* Directions for this task *
Return every line of the material exactly.

Collection entries

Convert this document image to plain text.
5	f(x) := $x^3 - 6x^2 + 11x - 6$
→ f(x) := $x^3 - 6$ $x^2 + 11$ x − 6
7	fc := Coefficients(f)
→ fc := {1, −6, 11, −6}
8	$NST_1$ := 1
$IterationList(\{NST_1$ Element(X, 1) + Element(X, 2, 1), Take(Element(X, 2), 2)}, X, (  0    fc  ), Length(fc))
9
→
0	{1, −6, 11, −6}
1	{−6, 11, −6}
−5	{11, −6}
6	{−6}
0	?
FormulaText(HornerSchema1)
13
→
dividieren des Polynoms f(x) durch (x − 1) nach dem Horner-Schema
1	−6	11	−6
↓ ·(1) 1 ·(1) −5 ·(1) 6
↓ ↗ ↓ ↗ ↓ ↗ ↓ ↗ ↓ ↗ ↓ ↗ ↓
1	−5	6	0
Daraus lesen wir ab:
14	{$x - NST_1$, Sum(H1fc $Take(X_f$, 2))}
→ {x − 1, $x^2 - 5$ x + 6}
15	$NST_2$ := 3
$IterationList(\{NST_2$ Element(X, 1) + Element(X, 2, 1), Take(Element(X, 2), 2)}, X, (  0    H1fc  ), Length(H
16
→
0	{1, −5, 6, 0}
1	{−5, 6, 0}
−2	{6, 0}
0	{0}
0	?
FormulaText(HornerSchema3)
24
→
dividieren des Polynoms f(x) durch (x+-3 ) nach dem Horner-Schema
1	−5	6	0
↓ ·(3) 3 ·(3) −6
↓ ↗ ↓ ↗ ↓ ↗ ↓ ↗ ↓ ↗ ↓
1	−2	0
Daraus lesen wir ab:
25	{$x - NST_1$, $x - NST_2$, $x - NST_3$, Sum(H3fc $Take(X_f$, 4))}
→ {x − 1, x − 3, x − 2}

* Solution *
Convert this document image to plain text.
5	f(x) := $x^3 - 6x^2 + 11x - 6$
→ f(x) := $x^3 - 6$ $x^2 + 11$ x − 6
7	fc := Coefficients(f)
→ fc := {1, −6, 11, −6}
8	$NST_1$ := 1
$IterationList(\{NST_1$ Element(X, 1) + Element(X, 2, 1), Take(Element(X, 2), 2)}, X, (  0    fc  ), Length(fc))
9
→
0	{1, −6, 11, −6}
1	{−6, 11, −6}
−5	{11, −6}
6	{−6}
0	?
FormulaText(HornerSchema1)
13
→
dividieren des Polynoms f(x) durch (x − 1) nach dem Horner-Schema
1	−6	11	−6
↓ ·(1) 1 ·(1) −5 ·(1) 6
↓ ↗ ↓ ↗ ↓ ↗ ↓ ↗ ↓ ↗ ↓ ↗ ↓
1	−5	6	0
Daraus lesen wir ab:
14	{$x - NST_1$, Sum(H1fc $Take(X_f$, 2))}
→ {x − 1, $x^2 - 5$ x + 6}
15	$NST_2$ := 3
$IterationList(\{NST_2$ Element(X, 1) + Element(X, 2, 1), Take(Element(X, 2), 2)}, X, (  0    H1fc  ), Length(H
16
→
0	{1, −5, 6, 0}
1	{−5, 6, 0}
−2	{6, 0}
0	{0}
0	?
FormulaText(HornerSchema3)
24
→
dividieren des Polynoms f(x) durch (x+-3 ) nach dem Horner-Schema
1	−5	6	0
↓ ·(3) 3 ·(3) −6
↓ ↗ ↓ ↗ ↓ ↗ ↓ ↗ ↓ ↗ ↓
1	−2	0
Daraus lesen wir ab:
25	{$x - NST_1$, $x - NST_2$, $x - NST_3$, Sum(H3fc $Take(X_f$, 4))}
→ {x − 1, x − 3, x − 2}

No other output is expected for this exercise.